## EXERCISE DETAILS
Reproduce all of the records exactly.

>> Begin

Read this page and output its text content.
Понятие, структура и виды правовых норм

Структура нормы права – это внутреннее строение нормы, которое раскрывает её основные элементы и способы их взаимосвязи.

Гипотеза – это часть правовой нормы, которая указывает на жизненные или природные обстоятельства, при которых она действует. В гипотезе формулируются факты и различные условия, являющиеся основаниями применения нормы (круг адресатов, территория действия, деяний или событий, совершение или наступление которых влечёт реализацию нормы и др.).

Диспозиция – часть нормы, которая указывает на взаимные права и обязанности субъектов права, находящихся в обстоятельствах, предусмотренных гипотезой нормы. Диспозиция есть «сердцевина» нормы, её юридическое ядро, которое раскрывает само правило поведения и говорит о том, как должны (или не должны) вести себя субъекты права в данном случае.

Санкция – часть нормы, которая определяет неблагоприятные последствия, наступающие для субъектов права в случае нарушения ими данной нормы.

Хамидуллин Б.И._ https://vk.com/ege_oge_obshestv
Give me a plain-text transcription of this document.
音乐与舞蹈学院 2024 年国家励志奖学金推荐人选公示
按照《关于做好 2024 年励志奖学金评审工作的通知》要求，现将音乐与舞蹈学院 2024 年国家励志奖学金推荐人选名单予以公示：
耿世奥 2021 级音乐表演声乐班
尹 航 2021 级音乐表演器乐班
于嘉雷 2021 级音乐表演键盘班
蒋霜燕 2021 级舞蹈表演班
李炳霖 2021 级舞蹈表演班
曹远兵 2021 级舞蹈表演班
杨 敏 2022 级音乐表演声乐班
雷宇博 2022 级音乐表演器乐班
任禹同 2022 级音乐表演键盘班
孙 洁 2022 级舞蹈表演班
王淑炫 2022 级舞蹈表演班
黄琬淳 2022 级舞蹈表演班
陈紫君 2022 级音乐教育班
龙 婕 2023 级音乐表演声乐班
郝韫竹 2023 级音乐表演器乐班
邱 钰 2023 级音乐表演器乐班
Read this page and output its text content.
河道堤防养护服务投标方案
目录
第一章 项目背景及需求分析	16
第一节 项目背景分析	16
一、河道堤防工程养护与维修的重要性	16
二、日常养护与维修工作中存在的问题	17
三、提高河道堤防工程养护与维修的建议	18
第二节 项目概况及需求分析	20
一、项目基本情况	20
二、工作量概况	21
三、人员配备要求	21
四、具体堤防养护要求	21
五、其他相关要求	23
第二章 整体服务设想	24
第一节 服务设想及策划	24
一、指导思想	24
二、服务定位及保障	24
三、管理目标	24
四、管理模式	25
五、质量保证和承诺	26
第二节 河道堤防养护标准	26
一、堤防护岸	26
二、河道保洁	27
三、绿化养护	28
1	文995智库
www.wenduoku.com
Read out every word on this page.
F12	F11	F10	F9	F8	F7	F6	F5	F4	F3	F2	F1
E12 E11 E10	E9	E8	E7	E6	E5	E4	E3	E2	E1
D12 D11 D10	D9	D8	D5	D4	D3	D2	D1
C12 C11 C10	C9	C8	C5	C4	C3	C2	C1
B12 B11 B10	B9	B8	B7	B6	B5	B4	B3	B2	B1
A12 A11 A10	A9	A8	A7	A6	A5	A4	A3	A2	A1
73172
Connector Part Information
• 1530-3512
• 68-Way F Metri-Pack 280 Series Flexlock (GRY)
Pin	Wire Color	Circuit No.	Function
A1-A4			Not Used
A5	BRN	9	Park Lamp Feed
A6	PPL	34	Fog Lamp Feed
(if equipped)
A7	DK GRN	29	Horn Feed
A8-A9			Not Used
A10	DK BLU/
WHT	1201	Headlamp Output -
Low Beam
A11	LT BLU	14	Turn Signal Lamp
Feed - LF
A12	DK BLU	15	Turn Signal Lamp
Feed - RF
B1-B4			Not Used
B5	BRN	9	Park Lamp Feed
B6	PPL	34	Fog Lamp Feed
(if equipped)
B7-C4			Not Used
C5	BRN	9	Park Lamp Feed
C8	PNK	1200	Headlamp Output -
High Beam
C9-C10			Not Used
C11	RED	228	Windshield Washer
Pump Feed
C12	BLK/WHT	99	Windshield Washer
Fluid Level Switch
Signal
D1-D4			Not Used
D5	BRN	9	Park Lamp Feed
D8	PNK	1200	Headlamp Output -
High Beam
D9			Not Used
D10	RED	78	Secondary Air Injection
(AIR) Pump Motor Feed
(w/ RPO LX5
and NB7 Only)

>> End

## ANSWER BELOW
Read this page and output its text content.
Понятие, структура и виды правовых норм

Структура нормы права – это внутреннее строение нормы, которое раскрывает её основные элементы и способы их взаимосвязи.

Гипотеза – это часть правовой нормы, которая указывает на жизненные или природные обстоятельства, при которых она действует. В гипотезе формулируются факты и различные условия, являющиеся основаниями применения нормы (круг адресатов, территория действия, деяний или событий, совершение или наступление которых влечёт реализацию нормы и др.).

Диспозиция – часть нормы, которая указывает на взаимные права и обязанности субъектов права, находящихся в обстоятельствах, предусмотренных гипотезой нормы. Диспозиция есть «сердцевина» нормы, её юридическое ядро, которое раскрывает само правило поведения и говорит о том, как должны (или не должны) вести себя субъекты права в данном случае.

Санкция – часть нормы, которая определяет неблагоприятные последствия, наступающие для субъектов права в случае нарушения ими данной нормы.

Хамидуллин Б.И._ https://vk.com/ege_oge_obshestv
Give me a plain-text transcription of this document.
音乐与舞蹈学院 2024 年国家励志奖学金推荐人选公示
按照《关于做好 2024 年励志奖学金评审工作的通知》要求，现将音乐与舞蹈学院 2024 年国家励志奖学金推荐人选名单予以公示：
耿世奥 2021 级音乐表演声乐班
尹 航 2021 级音乐表演器乐班
于嘉雷 2021 级音乐表演键盘班
蒋霜燕 2021 级舞蹈表演班
李炳霖 2021 级舞蹈表演班
曹远兵 2021 级舞蹈表演班
杨 敏 2022 级音乐表演声乐班
雷宇博 2022 级音乐表演器乐班
任禹同 2022 级音乐表演键盘班
孙 洁 2022 级舞蹈表演班
王淑炫 2022 级舞蹈表演班
黄琬淳 2022 级舞蹈表演班
陈紫君 2022 级音乐教育班
龙 婕 2023 级音乐表演声乐班
郝韫竹 2023 级音乐表演器乐班
邱 钰 2023 级音乐表演器乐班
Read this page and output its text content.
河道堤防养护服务投标方案
目录
第一章 项目背景及需求分析	16
第一节 项目背景分析	16
一、河道堤防工程养护与维修的重要性	16
二、日常养护与维修工作中存在的问题	17
三、提高河道堤防工程养护与维修的建议	18
第二节 项目概况及需求分析	20
一、项目基本情况	20
二、工作量概况	21
三、人员配备要求	21
四、具体堤防养护要求	21
五、其他相关要求	23
第二章 整体服务设想	24
第一节 服务设想及策划	24
一、指导思想	24
二、服务定位及保障	24
三、管理目标	24
四、管理模式	25
五、质量保证和承诺	26
第二节 河道堤防养护标准	26
一、堤防护岸	26
二、河道保洁	27
三、绿化养护	28
1	文995智库
www.wenduoku.com
Read out every word on this page.
F12	F11	F10	F9	F8	F7	F6	F5	F4	F3	F2	F1
E12 E11 E10	E9	E8	E7	E6	E5	E4	E3	E2	E1
D12 D11 D10	D9	D8	D5	D4	D3	D2	D1
C12 C11 C10	C9	C8	C5	C4	C3	C2	C1
B12 B11 B10	B9	B8	B7	B6	B5	B4	B3	B2	B1
A12 A11 A10	A9	A8	A7	A6	A5	A4	A3	A2	A1
73172
Connector Part Information
• 1530-3512
• 68-Way F Metri-Pack 280 Series Flexlock (GRY)
Pin	Wire Color	Circuit No.	Function
A1-A4			Not Used
A5	BRN	9	Park Lamp Feed
A6	PPL	34	Fog Lamp Feed
(if equipped)
A7	DK GRN	29	Horn Feed
A8-A9			Not Used
A10	DK BLU/
WHT	1201	Headlamp Output -
Low Beam
A11	LT BLU	14	Turn Signal Lamp
Feed - LF
A12	DK BLU	15	Turn Signal Lamp
Feed - RF
B1-B4			Not Used
B5	BRN	9	Park Lamp Feed
B6	PPL	34	Fog Lamp Feed
(if equipped)
B7-C4			Not Used
C5	BRN	9	Park Lamp Feed
C8	PNK	1200	Headlamp Output -
High Beam
C9-C10			Not Used
C11	RED	228	Windshield Washer
Pump Feed
C12	BLK/WHT	99	Windshield Washer
Fluid Level Switch
Signal
D1-D4			Not Used
D5	BRN	9	Park Lamp Feed
D8	PNK	1200	Headlamp Output -
High Beam
D9			Not Used
D10	RED	78	Secondary Air Injection
(AIR) Pump Motor Feed
(w/ RPO LX5
and NB7 Only)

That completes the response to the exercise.